EXCERPTED TEXT →
_ _ _

We’ll provide an overview of standard HPC terminology, Slurm’s historical focus on MPI workloads, and how Slurm’s resource allocation flags align with modern parallel computing practices. This overview will help you optimize your Slurm job submissions, whether you’re running simple or hybrid parallel jobs.
Slurm’s historical focus on MPI workloads
It helps to have some background context of Slurm’s history and that of the HPC landscape in general.
When Slurm first released in 2002, HPC was mainly used by fields like geophysics and computational chemistry, which have massively parallel simulation work. These fields largely relied on running tightly-connected parallel simulations and communication across multiple nodes. The majority of these simulations used the Message Passing Interface (MPI) for communication between tasks.
MPI follows a task-based parallelization paradigm. A task-based parallelization paradigm means that when you run an MPI program for n tasks, you’re launching n independent copies of the program that are collected into the communication “world” and assigned a number (“rank,” in MPI terminology) to govern which task communicates with which other tasks.
For that reason, Slurm was developed with MPI workloads in mind. The main problem to solve at the time was how to launch these MPI tasks on separate servers and facilitate the communication between them. To the MPI, it matters very little whether task A or task B are on the same node or not. The MPI just needs to know where to look and what protocol to use to send the data.
What does this mean for Slurm now?

_ _ _

RECORD EXTRACTS →

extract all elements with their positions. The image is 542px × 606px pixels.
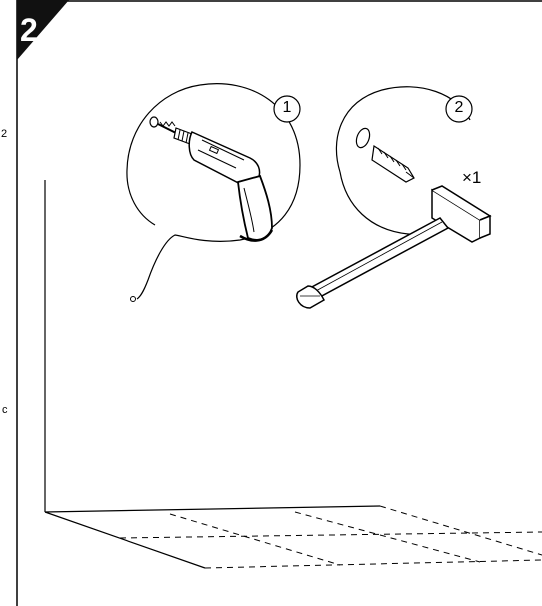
margin-mark-top: 2 — [1, 128, 8, 140]
callout-number-2-circle — [445, 95, 473, 123]
step-number: 2 — [20, 12, 38, 48]
step-tab-badge — [17, 0, 69, 60]
margin-mark-bottom: c — [2, 404, 8, 416]
callout-number-1-circle — [273, 95, 301, 123]
wall-plug-icon — [355, 127, 415, 183]
callout-number-1: 1 — [282, 99, 292, 116]
callout-number-2: 2 — [454, 99, 464, 116]
towel-bar-icon — [296, 185, 492, 309]
drill-icon — [149, 116, 274, 242]
quantity-label: ×1 — [462, 168, 482, 187]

_ _ _

STATED GOAL →
Write out the passage of the Slurm text between "For that reason, Slurm" and "send the data.", inclusive, exactly as it appears.

SOLUTION TO THE EXERCISE →
For that reason, Slurm was developed with MPI workloads in mind. The main problem to solve at the time was how to launch these MPI tasks on separate servers and facilitate the communication between them. To the MPI, it matters very little whether task A or task B are on the same node or not. The MPI just needs to know where to look and what protocol to use to send the data.